### Instruction
Pull every line that holds the word "ylabel" from the entries.

### Records shown
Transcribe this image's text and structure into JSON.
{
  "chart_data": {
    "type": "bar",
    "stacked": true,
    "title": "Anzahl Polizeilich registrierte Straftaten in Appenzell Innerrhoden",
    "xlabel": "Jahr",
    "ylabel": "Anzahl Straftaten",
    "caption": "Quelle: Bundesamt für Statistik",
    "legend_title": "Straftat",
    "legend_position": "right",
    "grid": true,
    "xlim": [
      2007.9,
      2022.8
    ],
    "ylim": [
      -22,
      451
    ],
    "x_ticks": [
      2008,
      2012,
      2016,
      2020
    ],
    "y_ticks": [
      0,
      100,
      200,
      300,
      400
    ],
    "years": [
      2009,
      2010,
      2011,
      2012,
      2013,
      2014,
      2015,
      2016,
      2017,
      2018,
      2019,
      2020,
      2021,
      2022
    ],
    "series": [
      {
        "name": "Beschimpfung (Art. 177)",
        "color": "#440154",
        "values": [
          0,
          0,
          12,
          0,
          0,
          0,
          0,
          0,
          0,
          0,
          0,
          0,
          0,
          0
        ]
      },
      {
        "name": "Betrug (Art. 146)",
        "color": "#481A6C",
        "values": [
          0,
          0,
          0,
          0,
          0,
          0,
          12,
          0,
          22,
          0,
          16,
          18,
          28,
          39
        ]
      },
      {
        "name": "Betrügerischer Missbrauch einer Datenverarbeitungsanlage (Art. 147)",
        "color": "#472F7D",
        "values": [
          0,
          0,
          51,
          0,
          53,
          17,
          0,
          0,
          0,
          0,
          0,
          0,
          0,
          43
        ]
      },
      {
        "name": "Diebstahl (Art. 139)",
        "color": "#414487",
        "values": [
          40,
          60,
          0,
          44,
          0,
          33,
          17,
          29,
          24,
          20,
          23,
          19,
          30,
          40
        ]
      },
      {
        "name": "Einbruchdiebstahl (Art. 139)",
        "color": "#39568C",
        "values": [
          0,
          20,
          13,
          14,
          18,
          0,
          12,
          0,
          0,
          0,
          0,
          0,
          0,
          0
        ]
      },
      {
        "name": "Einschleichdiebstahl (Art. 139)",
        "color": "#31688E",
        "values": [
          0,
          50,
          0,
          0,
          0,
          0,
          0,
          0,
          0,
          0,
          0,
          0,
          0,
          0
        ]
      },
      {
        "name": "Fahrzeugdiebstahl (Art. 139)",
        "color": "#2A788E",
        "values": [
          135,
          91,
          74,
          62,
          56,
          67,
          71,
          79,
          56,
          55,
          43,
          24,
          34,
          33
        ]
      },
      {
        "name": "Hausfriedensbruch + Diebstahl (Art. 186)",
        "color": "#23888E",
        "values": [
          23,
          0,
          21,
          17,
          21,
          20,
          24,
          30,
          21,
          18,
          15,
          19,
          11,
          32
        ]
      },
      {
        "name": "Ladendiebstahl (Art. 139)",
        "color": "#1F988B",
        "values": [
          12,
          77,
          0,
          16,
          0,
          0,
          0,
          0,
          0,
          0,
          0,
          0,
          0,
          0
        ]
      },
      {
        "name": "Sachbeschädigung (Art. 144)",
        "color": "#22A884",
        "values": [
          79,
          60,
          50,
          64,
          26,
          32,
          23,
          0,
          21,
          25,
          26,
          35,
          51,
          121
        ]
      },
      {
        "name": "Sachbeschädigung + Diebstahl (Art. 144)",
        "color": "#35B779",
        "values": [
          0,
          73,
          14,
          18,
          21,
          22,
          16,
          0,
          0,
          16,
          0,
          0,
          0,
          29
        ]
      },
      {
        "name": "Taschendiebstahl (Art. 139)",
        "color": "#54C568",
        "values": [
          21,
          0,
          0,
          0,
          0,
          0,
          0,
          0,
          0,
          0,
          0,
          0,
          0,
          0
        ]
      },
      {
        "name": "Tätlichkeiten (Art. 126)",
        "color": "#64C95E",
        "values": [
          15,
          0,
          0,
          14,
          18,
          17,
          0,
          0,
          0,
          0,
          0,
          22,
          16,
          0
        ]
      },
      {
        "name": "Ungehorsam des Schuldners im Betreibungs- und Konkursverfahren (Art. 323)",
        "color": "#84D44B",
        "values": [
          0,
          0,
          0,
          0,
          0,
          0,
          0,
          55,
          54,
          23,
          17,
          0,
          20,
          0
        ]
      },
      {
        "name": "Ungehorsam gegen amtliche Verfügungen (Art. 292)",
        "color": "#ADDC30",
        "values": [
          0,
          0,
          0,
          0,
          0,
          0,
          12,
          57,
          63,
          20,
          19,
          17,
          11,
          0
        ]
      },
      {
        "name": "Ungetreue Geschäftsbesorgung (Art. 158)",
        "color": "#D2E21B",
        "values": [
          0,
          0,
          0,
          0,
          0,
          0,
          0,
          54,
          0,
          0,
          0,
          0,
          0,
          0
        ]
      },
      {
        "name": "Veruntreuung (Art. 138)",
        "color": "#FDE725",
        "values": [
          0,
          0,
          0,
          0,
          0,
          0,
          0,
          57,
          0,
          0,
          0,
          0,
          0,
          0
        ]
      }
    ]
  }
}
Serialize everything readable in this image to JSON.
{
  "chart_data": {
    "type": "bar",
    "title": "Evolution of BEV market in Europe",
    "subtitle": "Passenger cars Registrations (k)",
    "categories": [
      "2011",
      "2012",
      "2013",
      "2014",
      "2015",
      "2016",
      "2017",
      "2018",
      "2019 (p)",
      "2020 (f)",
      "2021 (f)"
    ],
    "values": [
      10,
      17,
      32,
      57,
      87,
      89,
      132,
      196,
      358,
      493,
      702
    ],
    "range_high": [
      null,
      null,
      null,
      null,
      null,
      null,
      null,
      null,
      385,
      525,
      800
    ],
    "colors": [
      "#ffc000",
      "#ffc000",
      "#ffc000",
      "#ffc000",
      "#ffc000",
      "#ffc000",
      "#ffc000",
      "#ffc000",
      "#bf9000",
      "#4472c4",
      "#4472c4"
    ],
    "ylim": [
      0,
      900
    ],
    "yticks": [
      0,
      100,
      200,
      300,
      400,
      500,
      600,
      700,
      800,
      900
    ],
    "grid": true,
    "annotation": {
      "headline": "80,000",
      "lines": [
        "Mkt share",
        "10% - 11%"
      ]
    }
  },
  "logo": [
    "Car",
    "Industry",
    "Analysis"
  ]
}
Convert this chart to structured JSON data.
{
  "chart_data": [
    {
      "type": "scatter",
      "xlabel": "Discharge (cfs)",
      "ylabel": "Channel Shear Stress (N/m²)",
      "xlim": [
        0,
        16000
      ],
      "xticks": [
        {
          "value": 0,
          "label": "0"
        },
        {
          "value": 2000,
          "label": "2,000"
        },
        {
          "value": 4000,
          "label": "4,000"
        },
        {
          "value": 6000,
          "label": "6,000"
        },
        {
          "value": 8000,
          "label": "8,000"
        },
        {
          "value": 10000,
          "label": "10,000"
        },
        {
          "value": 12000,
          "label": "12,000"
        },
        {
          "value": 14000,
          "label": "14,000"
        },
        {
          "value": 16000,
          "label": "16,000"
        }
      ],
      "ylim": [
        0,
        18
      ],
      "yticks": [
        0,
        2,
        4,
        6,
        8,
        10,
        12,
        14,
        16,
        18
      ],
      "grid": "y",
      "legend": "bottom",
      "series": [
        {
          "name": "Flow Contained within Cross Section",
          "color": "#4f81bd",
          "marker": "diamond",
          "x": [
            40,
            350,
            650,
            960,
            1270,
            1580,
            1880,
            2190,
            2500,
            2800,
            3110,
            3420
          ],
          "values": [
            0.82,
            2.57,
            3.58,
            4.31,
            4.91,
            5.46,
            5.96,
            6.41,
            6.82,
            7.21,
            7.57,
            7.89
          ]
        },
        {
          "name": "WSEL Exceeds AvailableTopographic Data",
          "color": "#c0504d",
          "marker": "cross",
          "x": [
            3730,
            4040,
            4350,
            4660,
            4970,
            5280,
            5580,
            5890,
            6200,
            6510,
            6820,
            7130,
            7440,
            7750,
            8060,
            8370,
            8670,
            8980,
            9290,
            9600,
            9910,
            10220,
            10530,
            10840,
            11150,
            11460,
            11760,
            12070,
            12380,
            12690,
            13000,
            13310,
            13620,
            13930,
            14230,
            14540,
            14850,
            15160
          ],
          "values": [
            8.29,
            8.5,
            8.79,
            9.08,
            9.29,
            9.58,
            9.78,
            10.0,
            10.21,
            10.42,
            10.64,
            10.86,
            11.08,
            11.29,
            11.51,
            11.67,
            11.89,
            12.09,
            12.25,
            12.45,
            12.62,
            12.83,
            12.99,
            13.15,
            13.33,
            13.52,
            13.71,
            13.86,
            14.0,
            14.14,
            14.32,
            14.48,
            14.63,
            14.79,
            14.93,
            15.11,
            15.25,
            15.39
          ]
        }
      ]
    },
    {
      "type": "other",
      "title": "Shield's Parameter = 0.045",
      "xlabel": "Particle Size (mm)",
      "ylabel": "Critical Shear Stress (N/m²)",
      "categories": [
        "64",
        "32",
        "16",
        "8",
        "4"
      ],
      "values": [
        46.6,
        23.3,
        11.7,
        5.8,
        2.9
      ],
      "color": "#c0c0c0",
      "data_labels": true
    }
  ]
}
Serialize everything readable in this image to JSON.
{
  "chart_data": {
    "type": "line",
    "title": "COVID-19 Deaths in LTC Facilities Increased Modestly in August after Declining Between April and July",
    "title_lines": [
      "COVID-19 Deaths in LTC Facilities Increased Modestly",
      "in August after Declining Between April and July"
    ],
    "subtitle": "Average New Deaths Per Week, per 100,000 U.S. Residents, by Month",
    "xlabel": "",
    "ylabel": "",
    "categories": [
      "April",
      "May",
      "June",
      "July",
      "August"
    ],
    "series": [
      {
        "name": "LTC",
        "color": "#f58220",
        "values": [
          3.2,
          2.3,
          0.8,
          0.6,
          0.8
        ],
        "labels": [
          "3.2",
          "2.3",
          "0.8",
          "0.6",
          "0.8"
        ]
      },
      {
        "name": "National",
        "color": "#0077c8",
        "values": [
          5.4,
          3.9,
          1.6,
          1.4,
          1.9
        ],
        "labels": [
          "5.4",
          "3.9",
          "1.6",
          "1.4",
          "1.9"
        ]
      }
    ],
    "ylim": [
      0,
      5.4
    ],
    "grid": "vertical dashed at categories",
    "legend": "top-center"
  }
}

### Exercise response
    "ylabel": "Anzahl Straftaten",
      "ylabel": "Channel Shear Stress (N/m²)",
      "ylabel": "Critical Shear Stress (N/m²)",
    "ylabel": "",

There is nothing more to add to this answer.